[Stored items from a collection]
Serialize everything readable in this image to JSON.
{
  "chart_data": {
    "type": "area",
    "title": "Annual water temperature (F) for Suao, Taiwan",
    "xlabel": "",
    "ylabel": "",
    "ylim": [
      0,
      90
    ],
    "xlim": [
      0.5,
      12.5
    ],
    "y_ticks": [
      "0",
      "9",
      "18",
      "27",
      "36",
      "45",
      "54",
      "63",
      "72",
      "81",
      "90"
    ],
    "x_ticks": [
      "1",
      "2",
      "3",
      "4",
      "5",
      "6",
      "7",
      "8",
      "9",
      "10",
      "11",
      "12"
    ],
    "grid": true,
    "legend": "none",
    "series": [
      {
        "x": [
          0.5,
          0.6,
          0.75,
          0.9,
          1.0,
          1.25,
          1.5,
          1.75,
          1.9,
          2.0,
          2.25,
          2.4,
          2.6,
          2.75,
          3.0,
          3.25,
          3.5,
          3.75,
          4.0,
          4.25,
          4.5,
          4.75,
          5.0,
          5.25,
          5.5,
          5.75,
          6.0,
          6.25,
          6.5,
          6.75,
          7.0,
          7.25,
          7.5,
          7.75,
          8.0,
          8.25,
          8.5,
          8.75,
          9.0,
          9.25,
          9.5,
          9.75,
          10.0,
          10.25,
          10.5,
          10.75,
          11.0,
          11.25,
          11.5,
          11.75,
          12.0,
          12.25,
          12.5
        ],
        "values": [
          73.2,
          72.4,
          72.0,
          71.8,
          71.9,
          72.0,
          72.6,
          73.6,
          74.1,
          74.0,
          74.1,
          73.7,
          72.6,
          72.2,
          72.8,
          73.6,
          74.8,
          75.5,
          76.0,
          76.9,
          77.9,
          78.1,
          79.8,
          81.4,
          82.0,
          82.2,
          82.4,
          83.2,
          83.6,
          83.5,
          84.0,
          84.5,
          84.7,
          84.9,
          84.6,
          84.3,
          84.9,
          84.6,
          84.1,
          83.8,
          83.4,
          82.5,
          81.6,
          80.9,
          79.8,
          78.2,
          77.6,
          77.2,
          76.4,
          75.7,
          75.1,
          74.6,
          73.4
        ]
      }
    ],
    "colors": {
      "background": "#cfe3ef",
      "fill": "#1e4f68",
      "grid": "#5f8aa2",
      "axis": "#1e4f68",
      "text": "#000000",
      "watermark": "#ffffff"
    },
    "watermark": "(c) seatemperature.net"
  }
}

— SHORT EXERCISE —
Pick out and copy every line that contains the word "watermark".

— SOLVED PROBLEM —
      "watermark": "#ffffff"
    "watermark": "(c) seatemperature.net"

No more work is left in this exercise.